Leave out the pictures and copy everything else below exactly.

── DATA PROVIDED

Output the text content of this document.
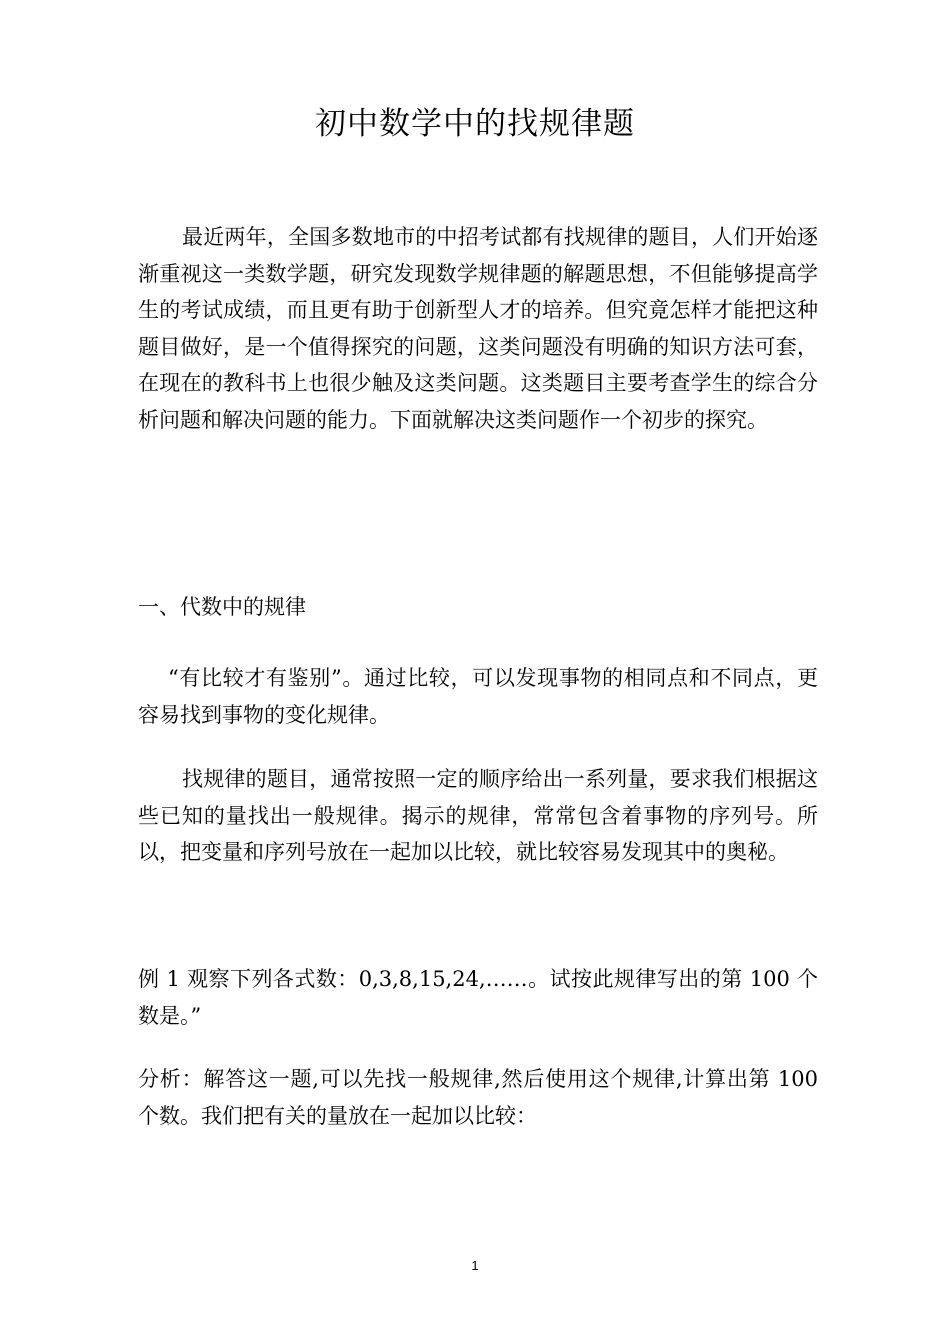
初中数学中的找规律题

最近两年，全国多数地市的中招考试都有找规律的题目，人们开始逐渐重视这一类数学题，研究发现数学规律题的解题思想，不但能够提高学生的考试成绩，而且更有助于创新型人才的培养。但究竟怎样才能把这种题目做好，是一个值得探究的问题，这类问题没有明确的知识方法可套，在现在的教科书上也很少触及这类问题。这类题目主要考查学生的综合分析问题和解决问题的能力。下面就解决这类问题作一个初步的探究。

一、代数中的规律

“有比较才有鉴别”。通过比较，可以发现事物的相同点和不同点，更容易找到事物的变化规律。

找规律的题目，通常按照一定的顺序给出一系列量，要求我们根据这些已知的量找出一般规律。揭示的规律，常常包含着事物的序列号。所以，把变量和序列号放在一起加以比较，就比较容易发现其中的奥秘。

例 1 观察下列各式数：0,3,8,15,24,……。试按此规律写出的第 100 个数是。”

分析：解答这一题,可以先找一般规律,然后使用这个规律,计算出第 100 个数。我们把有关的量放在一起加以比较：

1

────

COMPLETED TASK:
Output the text content of this document.
初中数学中的找规律题

最近两年，全国多数地市的中招考试都有找规律的题目，人们开始逐渐重视这一类数学题，研究发现数学规律题的解题思想，不但能够提高学生的考试成绩，而且更有助于创新型人才的培养。但究竟怎样才能把这种题目做好，是一个值得探究的问题，这类问题没有明确的知识方法可套，在现在的教科书上也很少触及这类问题。这类题目主要考查学生的综合分析问题和解决问题的能力。下面就解决这类问题作一个初步的探究。

一、代数中的规律

“有比较才有鉴别”。通过比较，可以发现事物的相同点和不同点，更容易找到事物的变化规律。

找规律的题目，通常按照一定的顺序给出一系列量，要求我们根据这些已知的量找出一般规律。揭示的规律，常常包含着事物的序列号。所以，把变量和序列号放在一起加以比较，就比较容易发现其中的奥秘。

例 1 观察下列各式数：0,3,8,15,24,……。试按此规律写出的第 100 个数是。”

分析：解答这一题,可以先找一般规律,然后使用这个规律,计算出第 100 个数。我们把有关的量放在一起加以比较：

1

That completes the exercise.